**EXERCISE INSTRUCTIONS**
Can you extend the tidyindex package documentation past its last line?

Package 'tidyindex'

Title: A Tidy Data Pipeline to Construct, Compare, and Analyse Indexes
Description: Construct and analyse indexes in a pipeline tidy workflow. 'tidyindex' contains modules for transforming variables, aggregating variables across time, reducing data dimension through weighting, and fitting distributions. A manuscript describing the methodology can be found at <https://github.com/huizezhang-sherry/paper-tidyindex>.
Authors: H. Sherry Zhang [aut, cre, cph] , Dianne Cook [aut] , Ursula Laa [aut] , Nicolas Langrené [aut] , Patricia Menéndez [aut]
Maintainer: H. Sherry Zhang <[email protected]>
License: MIT + file LICENSE
Version: 0.1.0.9000
Built: 2025-01-10 04:32:40 UTC
Source: https://github.com/huizezhang-sherry/tidyindex

Help Index


Add parameters to an index table object

Description

The function joins the parameter table to the 'paras' element of an index table object.

Usage

add_paras(data, para_tbl, by)

Arguments

data

a idx_tbl object

para_tbl

a tibble or data frame object with parameter of variables

by

a single column name (support tidyselect) in the 'para_tbl' that maps to the variable name in the data

Value

an index object

Examples

init(gggi) |> add_paras(gggi_weights, by = "variable")

Air Quality Index (AQI)

Description

Data for constructing Air Quality Index (AQI), extracted from the Technical Assistance Document for the Reporting of Daily Air Quality.

Usage

aqi_ref_tbl

pollutant_ref_tbl

aqi

Format

The aqi data contains daily PM2.5 values in Travis county, Austin, Texas, USA in 2024, measured in three monitor sites. The data is a tibble with 272 rows and 9 variables:

pollutant

name of pollutant (PM2.5)

Excerpt from a dataset
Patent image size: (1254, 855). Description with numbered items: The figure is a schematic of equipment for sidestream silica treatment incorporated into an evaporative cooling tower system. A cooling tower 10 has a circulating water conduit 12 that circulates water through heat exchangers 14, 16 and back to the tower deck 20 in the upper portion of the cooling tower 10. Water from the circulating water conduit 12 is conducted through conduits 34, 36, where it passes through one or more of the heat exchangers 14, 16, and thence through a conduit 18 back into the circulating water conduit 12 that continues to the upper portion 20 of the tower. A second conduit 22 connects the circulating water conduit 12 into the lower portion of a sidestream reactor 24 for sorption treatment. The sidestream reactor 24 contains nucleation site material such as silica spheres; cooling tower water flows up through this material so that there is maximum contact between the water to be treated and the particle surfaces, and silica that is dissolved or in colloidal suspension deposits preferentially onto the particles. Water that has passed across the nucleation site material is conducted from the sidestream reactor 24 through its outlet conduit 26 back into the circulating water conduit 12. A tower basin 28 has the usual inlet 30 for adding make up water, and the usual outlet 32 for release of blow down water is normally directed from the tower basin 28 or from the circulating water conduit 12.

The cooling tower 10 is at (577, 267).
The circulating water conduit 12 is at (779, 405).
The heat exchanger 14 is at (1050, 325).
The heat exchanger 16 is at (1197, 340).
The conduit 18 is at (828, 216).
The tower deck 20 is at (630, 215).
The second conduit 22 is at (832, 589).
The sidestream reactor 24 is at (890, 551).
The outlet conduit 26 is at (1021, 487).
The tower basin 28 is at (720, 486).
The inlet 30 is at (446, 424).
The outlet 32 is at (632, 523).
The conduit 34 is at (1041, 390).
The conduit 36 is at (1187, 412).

**EXERCISE OUTPUT**
code

a five-digit code assigned to each pollutant

date

date of measurement

value

the measured value of PM2.5

aqi

the calculated API value

long

longitude of the monitor site

lat

latitude of the monitor site

site_code

site code

site_name

site name

The aqi_ref_tbl and pollutant_ref_tbl data contain the breakpoints for the AQI and for each of the six pollutants (Ozone, PM2.5, PM10, CO, SO2, NO2). The aqi_ref_tbl data is a tibble with 5 rows and 3 variables:

group

corresponding group category, from "Good" to "Very Unhealthy"

low

the low breakpoint of a certain pollutant group

high

the high breakpoint of a certain pollutant group

The pollutant_ref_tbl data is a tibble with 30 rows and 5 variables.

References

https://document.airnow.gov/technical-assistance-document-for-the-reporting-of-daily-air-quailty.pdf


Calculate multiple indexes at once

Description

Calculate multiple indexes at once

Usage

compute_indexes(.data, ...)

## S3 method for class 'idx_res'
augment(x, .id = ".id", ...)

Arguments

.data

an idx_tbl object

...

Unused, included for generic consistency only

x

an idx_res object, calculated from compute_indexes

.id

a character string, the name of the first column

Value

an idx_res object

Examples

library(dplyr)
library(lmomco)
library(generics)
res <- tenterfield |>
  mutate(month = lubridate::month(ym)) |>
  init(id = id, time = ym, group = month) |>
  compute_indexes(
    spi = idx_spi(),
    spei = idx_spei(.lat = lat, .tavg = tavg),
    edi = idx_edi()
 )

The dimension reduction module

Description

The module combines multiple variables into a new variable. The new variable can be a linear combination of the original variables, aggregate_linear(), or a geometric mean of the original variables, aggregate_geometry(), or created from an user formula input, aggregate_manual().

Usage

dimension_reduction(data, ...)

aggregate_linear(formula, weight)

aggregate_geometrical(formula)

aggregate_manual(formula)

Arguments

data

used in dimension_reduction(), an idx_tbl object, see [tidyindex::init()]

...

used in dimension_reduction(), a dimension reduction object of dim_red class, currently one of aggregate_linear(), aggregate_geometrical(), or aggregate_manual().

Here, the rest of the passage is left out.